(Stored entries)
----------
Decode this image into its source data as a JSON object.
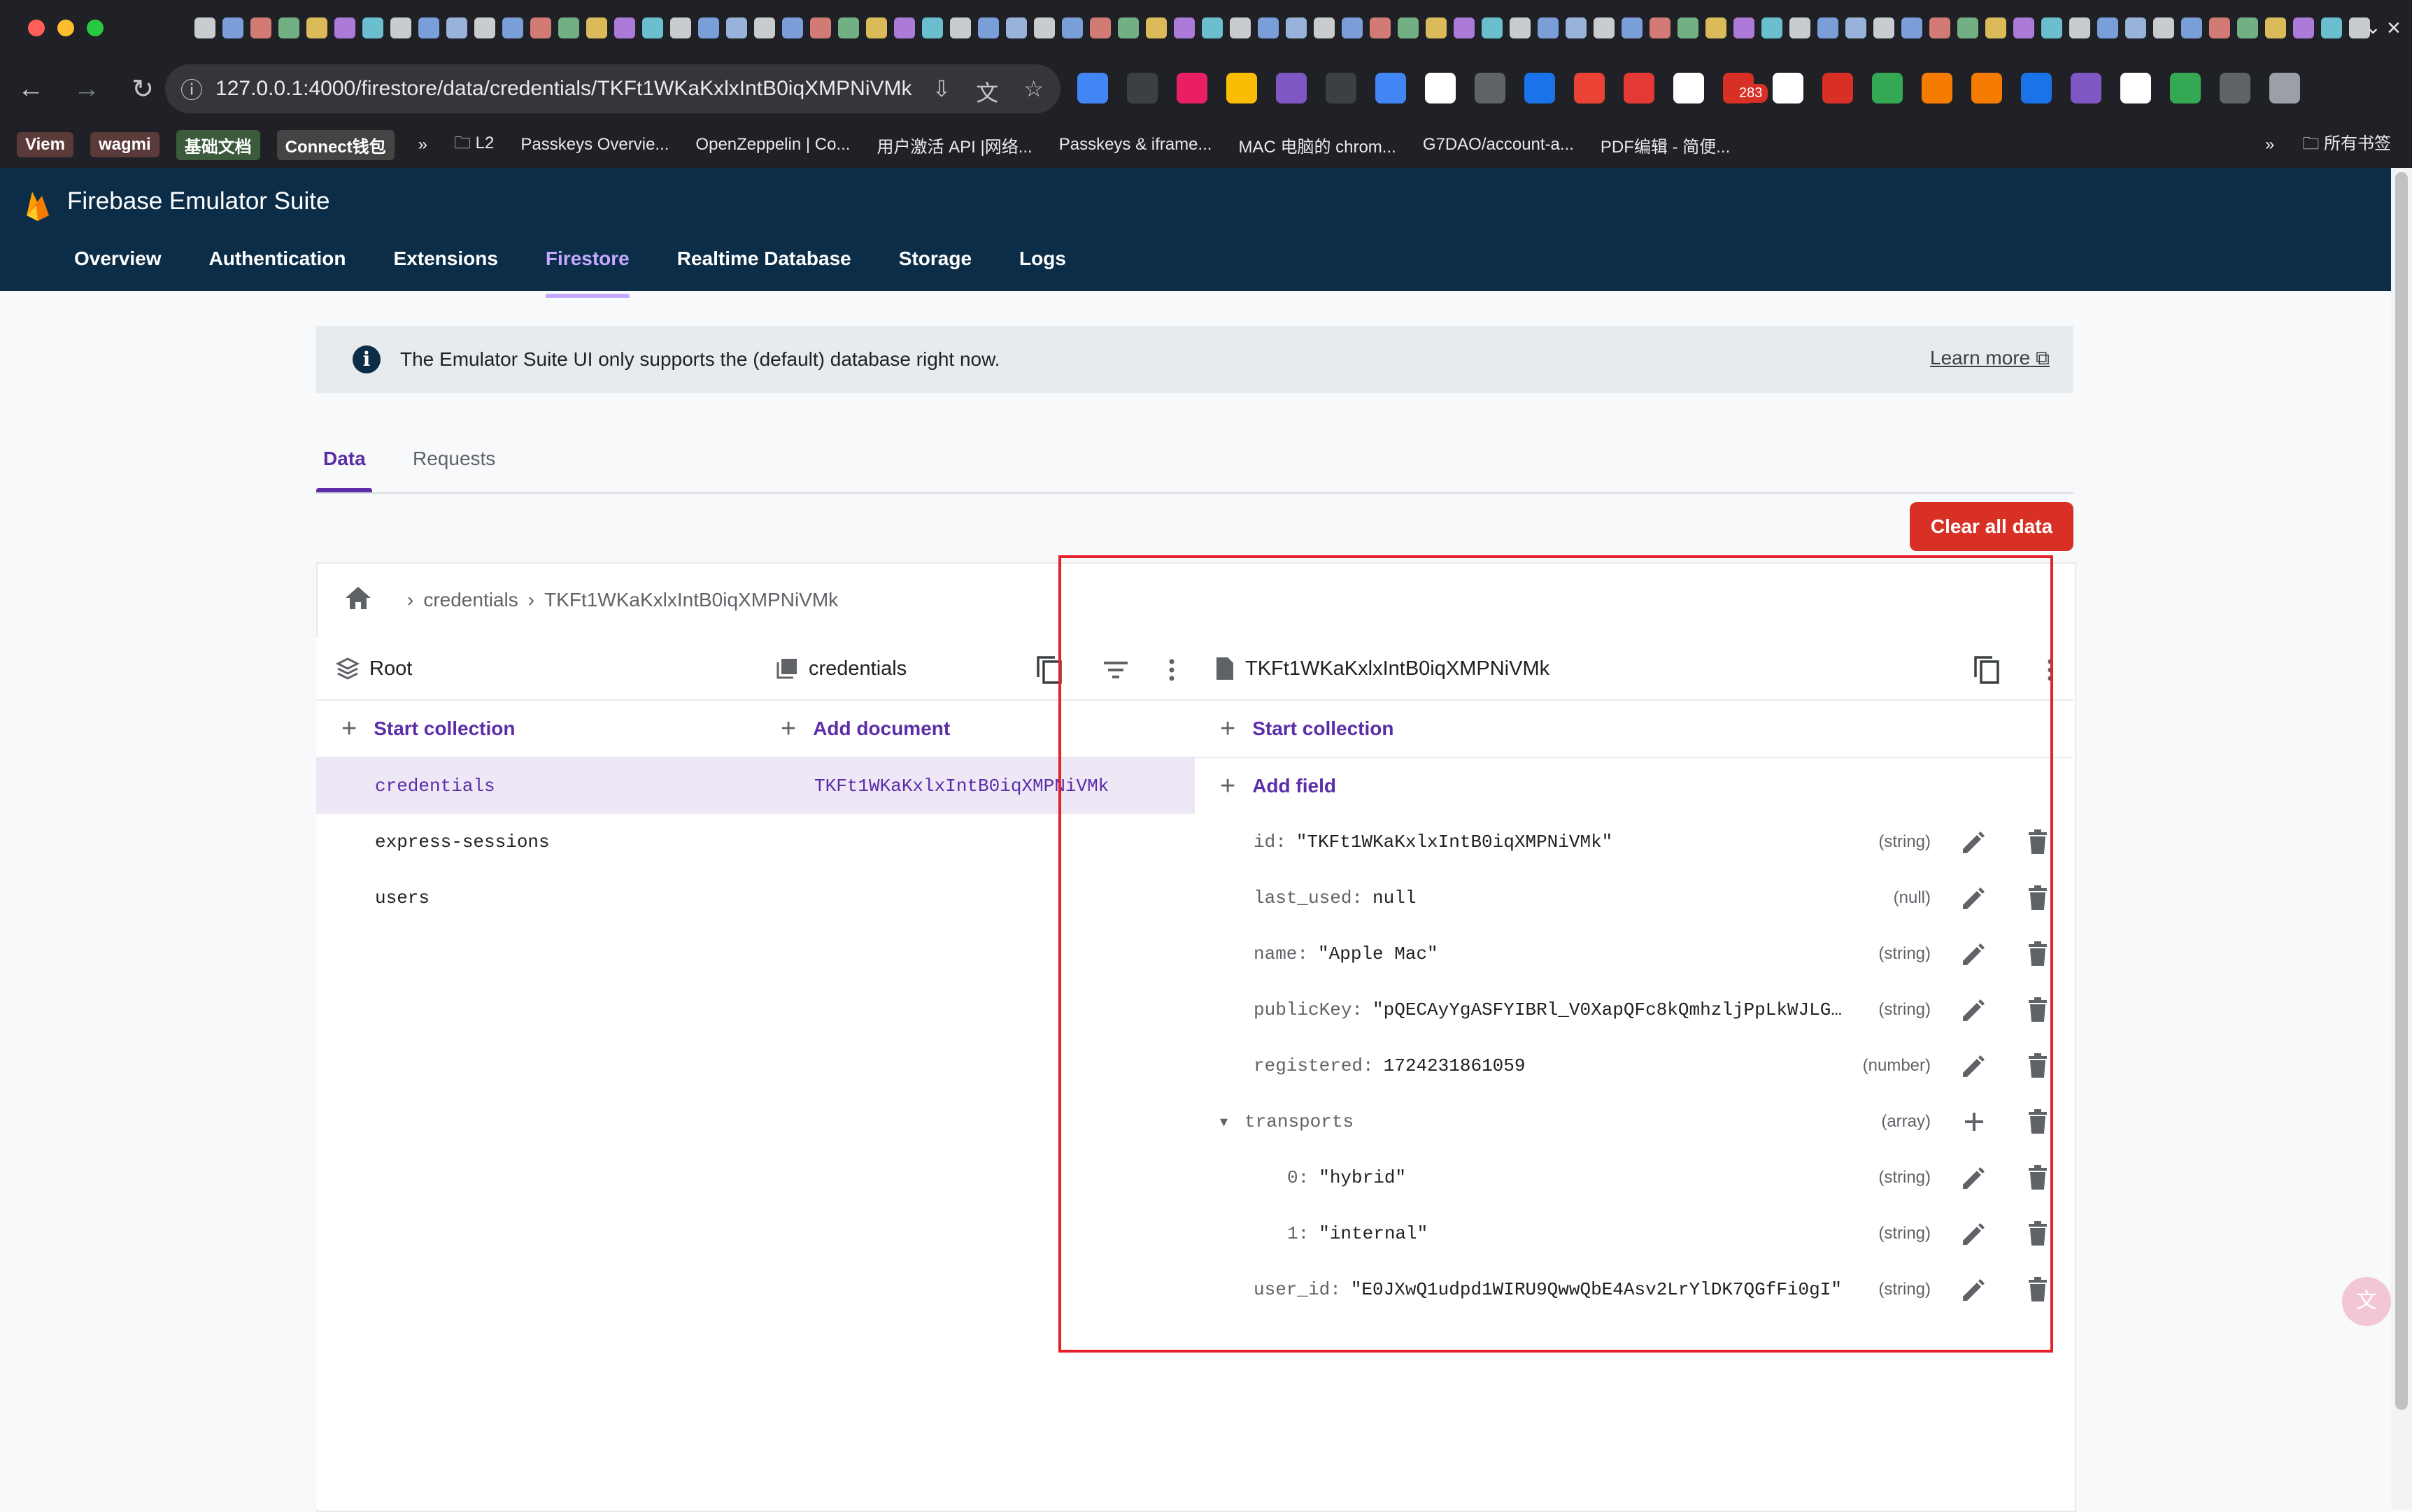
{
  "browser": {
    "url": "127.0.0.1:4000/firestore/data/credentials/TKFt1WKaKxlxIntB0iqXMPNiVMk",
    "extension_badge": "283",
    "bookmarks": {
      "chips": [
        "Viem",
        "wagmi",
        "基础文档",
        "Connect钱包"
      ],
      "overflow_left": "»",
      "items": [
        "L2",
        "Passkeys Overvie...",
        "OpenZeppelin | Co...",
        "用户激活 API |网络...",
        "Passkeys & iframe...",
        "MAC 电脑的 chrom...",
        "G7DAO/account-a...",
        "PDF编辑 - 简便..."
      ],
      "overflow_right": "»",
      "all_bookmarks": "所有书签"
    }
  },
  "app": {
    "title": "Firebase Emulator Suite",
    "nav": [
      "Overview",
      "Authentication",
      "Extensions",
      "Firestore",
      "Realtime Database",
      "Storage",
      "Logs"
    ],
    "active_nav": "Firestore"
  },
  "banner": {
    "text": "The Emulator Suite UI only supports the (default) database right now.",
    "link": "Learn more"
  },
  "subtabs": [
    "Data",
    "Requests"
  ],
  "clear_button": "Clear all data",
  "breadcrumb": [
    "credentials",
    "TKFt1WKaKxlxIntB0iqXMPNiVMk"
  ],
  "root_column": {
    "title": "Root",
    "action": "Start collection",
    "collections": [
      "credentials",
      "express-sessions",
      "users"
    ]
  },
  "collection_column": {
    "title": "credentials",
    "action": "Add document",
    "documents": [
      "TKFt1WKaKxlxIntB0iqXMPNiVMk"
    ]
  },
  "document_column": {
    "title": "TKFt1WKaKxlxIntB0iqXMPNiVMk",
    "start_collection": "Start collection",
    "add_field": "Add field",
    "fields": [
      {
        "key": "id:",
        "value": "\"TKFt1WKaKxlxIntB0iqXMPNiVMk\"",
        "type": "(string)"
      },
      {
        "key": "last_used:",
        "value": "null",
        "type": "(null)"
      },
      {
        "key": "name:",
        "value": "\"Apple Mac\"",
        "type": "(string)"
      },
      {
        "key": "publicKey:",
        "value": "\"pQECAyYgASFYIBRl_V0XapQFc8kQmhzljPpLkWJLG…",
        "type": "(string)"
      },
      {
        "key": "registered:",
        "value": "1724231861059",
        "type": "(number)"
      },
      {
        "key": "transports",
        "value": "",
        "type": "(array)"
      },
      {
        "key": "0:",
        "value": "\"hybrid\"",
        "type": "(string)"
      },
      {
        "key": "1:",
        "value": "\"internal\"",
        "type": "(string)"
      },
      {
        "key": "user_id:",
        "value": "\"E0JXwQ1udpd1WIRU9QwwQbE4Asv2LrYlDK7QGfFi0gI\"",
        "type": "(string)"
      }
    ]
  },
  "colors": {
    "header_bg": "#0b2d48",
    "accent": "#5b2ea8",
    "danger": "#d93025",
    "highlight_box": "#e8202a"
  }
}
----------
**THE REQUEST**
Reproduce each line of the material containing the word "Emulator".

**FULL SOLUTION**
    "title": "Firebase Emulator Suite",
    "text": "The Emulator Suite UI only supports the (default) database right now.",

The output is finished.